* **Listed records**:
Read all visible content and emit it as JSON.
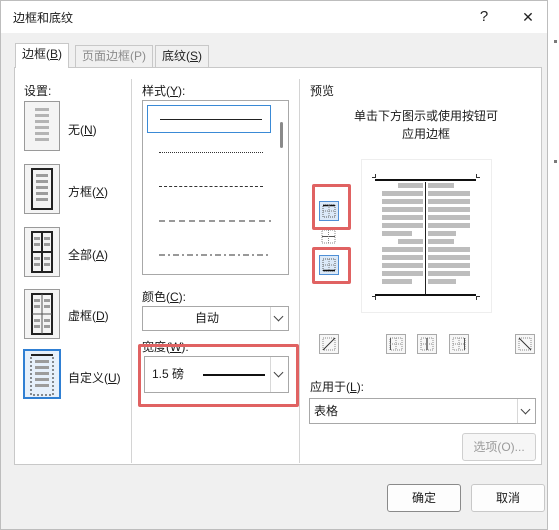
{
  "window": {
    "title": "边框和底纹",
    "help_label": "?",
    "close_label": "✕"
  },
  "tabs": [
    {
      "label": "边框(",
      "key": "B",
      "end": ")"
    },
    {
      "label": "页面边框(P)"
    },
    {
      "label": "底纹(",
      "key": "S",
      "end": ")"
    }
  ],
  "settings": {
    "heading": "设置:",
    "items": [
      {
        "label": "无(",
        "key": "N",
        "end": ")"
      },
      {
        "label": "方框(",
        "key": "X",
        "end": ")"
      },
      {
        "label": "全部(",
        "key": "A",
        "end": ")"
      },
      {
        "label": "虚框(",
        "key": "D",
        "end": ")"
      },
      {
        "label": "自定义(",
        "key": "U",
        "end": ")"
      }
    ],
    "selected": "自定义"
  },
  "style": {
    "heading": "样式(",
    "key": "Y",
    "end": "):",
    "items": [
      "solid",
      "dotted",
      "dashed",
      "dash-long",
      "dash-dot"
    ],
    "selected": "solid"
  },
  "color": {
    "heading": "颜色(",
    "key": "C",
    "end": "):",
    "value": "自动"
  },
  "width": {
    "heading": "宽度(",
    "key": "W",
    "end": "):",
    "value": "1.5 磅"
  },
  "preview": {
    "heading": "预览",
    "instruction_line1": "单击下方图示或使用按钮可",
    "instruction_line2": "应用边框"
  },
  "apply_to": {
    "heading": "应用于(",
    "key": "L",
    "end": "):",
    "value": "表格"
  },
  "buttons": {
    "options": "选项(O)...",
    "ok": "确定",
    "cancel": "取消"
  },
  "colors": {
    "highlight": "#e06262",
    "accent": "#2f7fd3"
  }
}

* **Required task**:
Return to the listing above and set it down exactly, leaving out its pictures.

* **Complete output**:
Read all visible content and emit it as JSON.
{
  "window": {
    "title": "边框和底纹",
    "help_label": "?",
    "close_label": "✕"
  },
  "tabs": [
    {
      "label": "边框(",
      "key": "B",
      "end": ")"
    },
    {
      "label": "页面边框(P)"
    },
    {
      "label": "底纹(",
      "key": "S",
      "end": ")"
    }
  ],
  "settings": {
    "heading": "设置:",
    "items": [
      {
        "label": "无(",
        "key": "N",
        "end": ")"
      },
      {
        "label": "方框(",
        "key": "X",
        "end": ")"
      },
      {
        "label": "全部(",
        "key": "A",
        "end": ")"
      },
      {
        "label": "虚框(",
        "key": "D",
        "end": ")"
      },
      {
        "label": "自定义(",
        "key": "U",
        "end": ")"
      }
    ],
    "selected": "自定义"
  },
  "style": {
    "heading": "样式(",
    "key": "Y",
    "end": "):",
    "items": [
      "solid",
      "dotted",
      "dashed",
      "dash-long",
      "dash-dot"
    ],
    "selected": "solid"
  },
  "color": {
    "heading": "颜色(",
    "key": "C",
    "end": "):",
    "value": "自动"
  },
  "width": {
    "heading": "宽度(",
    "key": "W",
    "end": "):",
    "value": "1.5 磅"
  },
  "preview": {
    "heading": "预览",
    "instruction_line1": "单击下方图示或使用按钮可",
    "instruction_line2": "应用边框"
  },
  "apply_to": {
    "heading": "应用于(",
    "key": "L",
    "end": "):",
    "value": "表格"
  },
  "buttons": {
    "options": "选项(O)...",
    "ok": "确定",
    "cancel": "取消"
  },
  "colors": {
    "highlight": "#e06262",
    "accent": "#2f7fd3"
  }
}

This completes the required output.